>> BEGIN THE INPUT
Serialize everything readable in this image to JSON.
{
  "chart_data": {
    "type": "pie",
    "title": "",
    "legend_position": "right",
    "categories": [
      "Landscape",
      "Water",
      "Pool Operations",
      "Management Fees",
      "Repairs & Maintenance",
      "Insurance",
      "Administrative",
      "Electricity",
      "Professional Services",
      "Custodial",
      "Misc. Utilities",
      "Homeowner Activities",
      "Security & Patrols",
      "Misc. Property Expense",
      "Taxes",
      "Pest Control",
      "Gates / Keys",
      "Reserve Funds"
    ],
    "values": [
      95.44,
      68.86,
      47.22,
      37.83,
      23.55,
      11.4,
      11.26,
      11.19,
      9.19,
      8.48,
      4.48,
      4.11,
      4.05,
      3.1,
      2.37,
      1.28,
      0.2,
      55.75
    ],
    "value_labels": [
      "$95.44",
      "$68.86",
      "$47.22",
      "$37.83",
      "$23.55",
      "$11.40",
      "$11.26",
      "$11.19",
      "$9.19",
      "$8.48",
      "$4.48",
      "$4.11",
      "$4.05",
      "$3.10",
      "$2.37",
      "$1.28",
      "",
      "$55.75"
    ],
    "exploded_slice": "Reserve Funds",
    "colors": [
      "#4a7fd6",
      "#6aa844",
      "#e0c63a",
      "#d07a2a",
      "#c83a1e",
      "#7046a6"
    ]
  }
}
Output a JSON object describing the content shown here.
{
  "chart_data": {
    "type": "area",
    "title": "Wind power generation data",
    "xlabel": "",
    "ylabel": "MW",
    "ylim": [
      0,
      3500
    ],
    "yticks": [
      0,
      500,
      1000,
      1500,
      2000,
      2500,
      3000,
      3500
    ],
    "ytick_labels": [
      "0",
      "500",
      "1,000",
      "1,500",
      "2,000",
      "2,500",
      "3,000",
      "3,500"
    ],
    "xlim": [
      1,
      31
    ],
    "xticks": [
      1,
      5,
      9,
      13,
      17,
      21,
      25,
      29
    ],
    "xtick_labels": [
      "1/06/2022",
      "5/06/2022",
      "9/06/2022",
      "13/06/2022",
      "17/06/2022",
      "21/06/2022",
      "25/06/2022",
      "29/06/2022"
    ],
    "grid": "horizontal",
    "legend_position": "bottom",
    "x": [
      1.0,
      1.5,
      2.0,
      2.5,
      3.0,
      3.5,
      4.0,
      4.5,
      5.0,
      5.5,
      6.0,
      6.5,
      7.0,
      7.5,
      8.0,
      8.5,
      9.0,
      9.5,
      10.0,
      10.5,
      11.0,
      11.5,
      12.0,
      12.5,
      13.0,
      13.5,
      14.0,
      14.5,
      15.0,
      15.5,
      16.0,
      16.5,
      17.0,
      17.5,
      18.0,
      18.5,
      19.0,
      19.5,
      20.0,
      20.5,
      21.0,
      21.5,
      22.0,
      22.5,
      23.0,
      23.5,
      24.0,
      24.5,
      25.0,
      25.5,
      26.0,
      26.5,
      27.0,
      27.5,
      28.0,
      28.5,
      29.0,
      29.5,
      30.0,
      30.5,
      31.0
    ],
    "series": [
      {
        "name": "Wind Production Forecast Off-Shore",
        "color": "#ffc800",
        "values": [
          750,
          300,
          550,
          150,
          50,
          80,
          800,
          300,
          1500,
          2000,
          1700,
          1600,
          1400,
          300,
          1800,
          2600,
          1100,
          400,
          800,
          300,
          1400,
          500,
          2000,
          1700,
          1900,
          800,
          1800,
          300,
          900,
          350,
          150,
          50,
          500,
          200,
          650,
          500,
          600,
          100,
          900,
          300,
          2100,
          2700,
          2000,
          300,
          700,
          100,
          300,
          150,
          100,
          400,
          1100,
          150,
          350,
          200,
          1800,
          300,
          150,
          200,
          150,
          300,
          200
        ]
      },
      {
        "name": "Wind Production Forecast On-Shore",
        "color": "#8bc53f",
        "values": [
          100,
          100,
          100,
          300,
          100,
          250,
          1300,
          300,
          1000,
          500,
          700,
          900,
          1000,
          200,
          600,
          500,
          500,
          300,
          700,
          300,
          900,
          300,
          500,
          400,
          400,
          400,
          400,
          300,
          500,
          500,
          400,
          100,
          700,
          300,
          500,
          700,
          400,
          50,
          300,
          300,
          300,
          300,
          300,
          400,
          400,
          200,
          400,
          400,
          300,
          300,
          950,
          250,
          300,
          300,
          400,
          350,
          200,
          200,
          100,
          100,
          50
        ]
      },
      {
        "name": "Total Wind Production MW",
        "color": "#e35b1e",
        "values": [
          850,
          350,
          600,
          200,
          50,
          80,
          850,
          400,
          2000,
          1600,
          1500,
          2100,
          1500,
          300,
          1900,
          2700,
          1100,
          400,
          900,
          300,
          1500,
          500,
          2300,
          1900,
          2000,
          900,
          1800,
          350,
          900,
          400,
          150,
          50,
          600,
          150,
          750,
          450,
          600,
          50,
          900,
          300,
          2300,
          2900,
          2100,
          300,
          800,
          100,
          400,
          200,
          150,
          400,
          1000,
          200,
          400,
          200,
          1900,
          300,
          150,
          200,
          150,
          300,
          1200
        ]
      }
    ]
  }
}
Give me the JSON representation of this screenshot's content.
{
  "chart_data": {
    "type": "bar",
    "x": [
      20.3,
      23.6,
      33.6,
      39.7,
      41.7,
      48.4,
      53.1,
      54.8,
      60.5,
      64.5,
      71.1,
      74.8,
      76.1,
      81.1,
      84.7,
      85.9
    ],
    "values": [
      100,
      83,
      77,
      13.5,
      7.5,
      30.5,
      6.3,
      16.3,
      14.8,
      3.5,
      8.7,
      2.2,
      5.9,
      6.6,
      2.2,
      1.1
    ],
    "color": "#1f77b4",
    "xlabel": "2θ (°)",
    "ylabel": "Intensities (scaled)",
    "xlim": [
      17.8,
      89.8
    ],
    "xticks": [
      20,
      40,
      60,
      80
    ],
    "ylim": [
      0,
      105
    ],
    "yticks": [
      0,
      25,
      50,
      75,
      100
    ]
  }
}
>> END THE INPUT
● EXERCISE INSTRUCTIONS:
Pick each line holding the word "ylabel" out of the listing.

● ANSWER TO THE TASK:
    "ylabel": "MW",
    "ylabel": "Intensities (scaled)",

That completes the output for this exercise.